Return every line below in which "alten" appears.

⁂

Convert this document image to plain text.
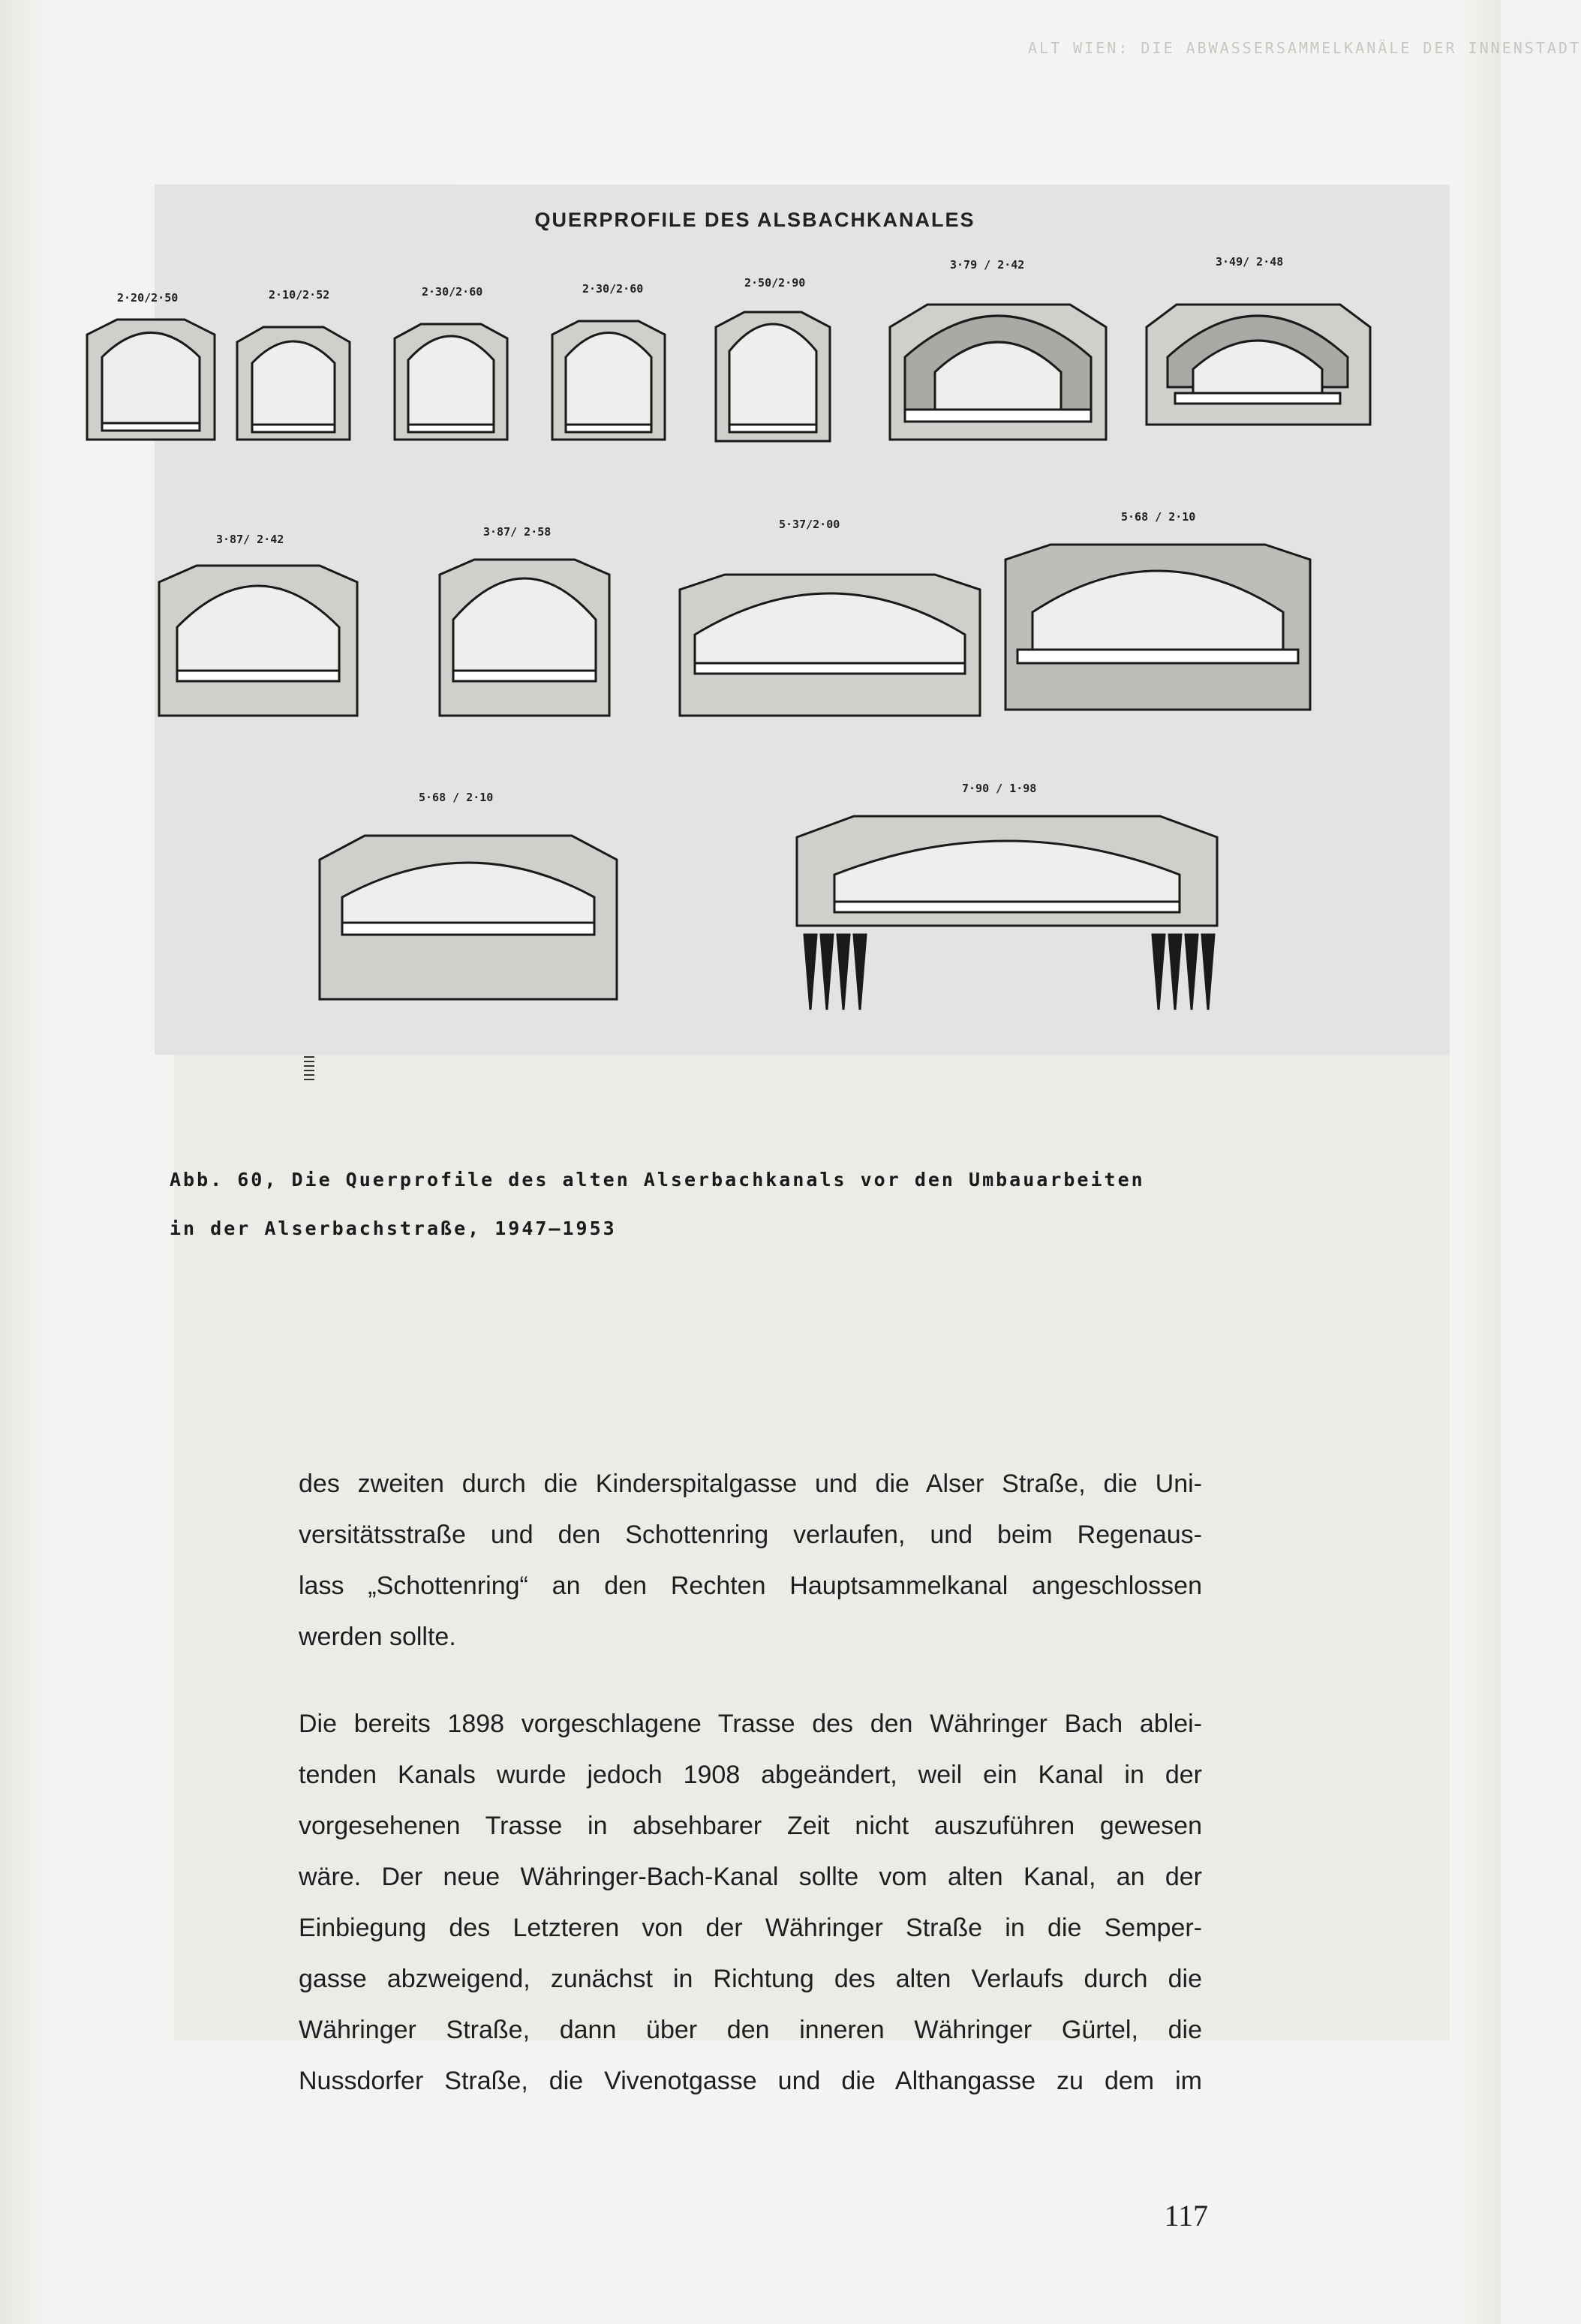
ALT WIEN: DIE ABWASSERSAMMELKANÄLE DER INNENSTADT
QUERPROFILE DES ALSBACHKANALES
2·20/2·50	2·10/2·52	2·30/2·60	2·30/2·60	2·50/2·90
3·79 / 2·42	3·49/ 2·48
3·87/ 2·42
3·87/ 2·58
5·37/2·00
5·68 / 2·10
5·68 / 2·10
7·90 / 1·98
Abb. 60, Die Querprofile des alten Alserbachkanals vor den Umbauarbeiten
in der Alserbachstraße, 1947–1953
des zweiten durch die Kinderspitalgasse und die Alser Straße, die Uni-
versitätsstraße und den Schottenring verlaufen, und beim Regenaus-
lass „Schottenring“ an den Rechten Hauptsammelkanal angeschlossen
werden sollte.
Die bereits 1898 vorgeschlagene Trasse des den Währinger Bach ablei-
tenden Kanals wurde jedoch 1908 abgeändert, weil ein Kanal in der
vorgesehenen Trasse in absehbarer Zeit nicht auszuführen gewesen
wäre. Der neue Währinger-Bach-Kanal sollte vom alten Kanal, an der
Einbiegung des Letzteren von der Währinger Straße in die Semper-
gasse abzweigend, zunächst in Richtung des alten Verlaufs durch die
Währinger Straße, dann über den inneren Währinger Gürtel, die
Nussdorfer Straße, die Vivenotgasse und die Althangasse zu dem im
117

⁂

◆ **COMPLETE OUTPUT**:
Abb. 60, Die Querprofile des alten Alserbachkanals vor den Umbauarbeiten
wäre. Der neue Währinger-Bach-Kanal sollte vom alten Kanal, an der
gasse abzweigend, zunächst in Richtung des alten Verlaufs durch die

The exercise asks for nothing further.